▸ **Exercise description**
Could you write out every record below exactly, leaving out any pictures?

▸ **Material for this exercise**
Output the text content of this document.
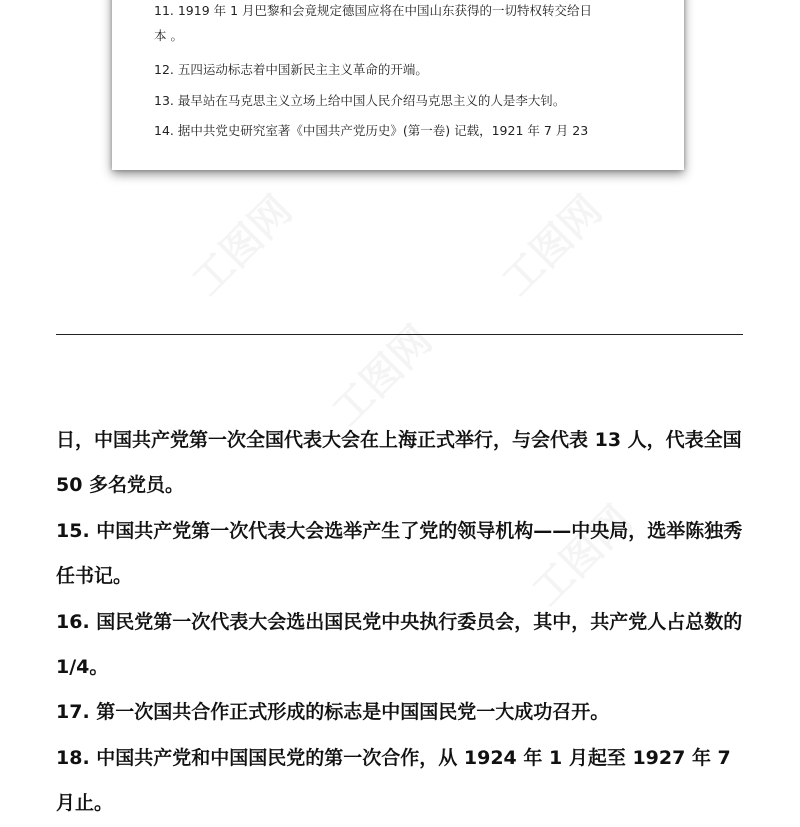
11. 1919 年 1 月巴黎和会竟规定德国应将在中国山东获得的一切特权转交给日
本 。
12. 五四运动标志着中国新民主主义革命的开端。
13. 最早站在马克思主义立场上给中国人民介绍马克思主义的人是李大钊。
14. 据中共党史研究室著《中国共产党历史》(第一卷) 记载，1921 年 7 月 23

日，中国共产党第一次全国代表大会在上海正式举行，与会代表 13 人，代表全国 50 多名党员。

15. 中国共产党第一次代表大会选举产生了党的领导机构——中央局，选举陈独秀任书记。

16. 国民党第一次代表大会选出国民党中央执行委员会，其中，共产党人占总数的 1/4。

17. 第一次国共合作正式形成的标志是中国国民党一大成功召开。

18. 中国共产党和中国国民党的第一次合作，从 1924 年 1 月起至 1927 年 7 月止。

▸ **Written reply**
Output the text content of this document.
11. 1919 年 1 月巴黎和会竟规定德国应将在中国山东获得的一切特权转交给日
本 。
12. 五四运动标志着中国新民主主义革命的开端。
13. 最早站在马克思主义立场上给中国人民介绍马克思主义的人是李大钊。
14. 据中共党史研究室著《中国共产党历史》(第一卷) 记载，1921 年 7 月 23

日，中国共产党第一次全国代表大会在上海正式举行，与会代表 13 人，代表全国 50 多名党员。

15. 中国共产党第一次代表大会选举产生了党的领导机构——中央局，选举陈独秀任书记。

16. 国民党第一次代表大会选出国民党中央执行委员会，其中，共产党人占总数的 1/4。

17. 第一次国共合作正式形成的标志是中国国民党一大成功召开。

18. 中国共产党和中国国民党的第一次合作，从 1924 年 1 月起至 1927 年 7 月止。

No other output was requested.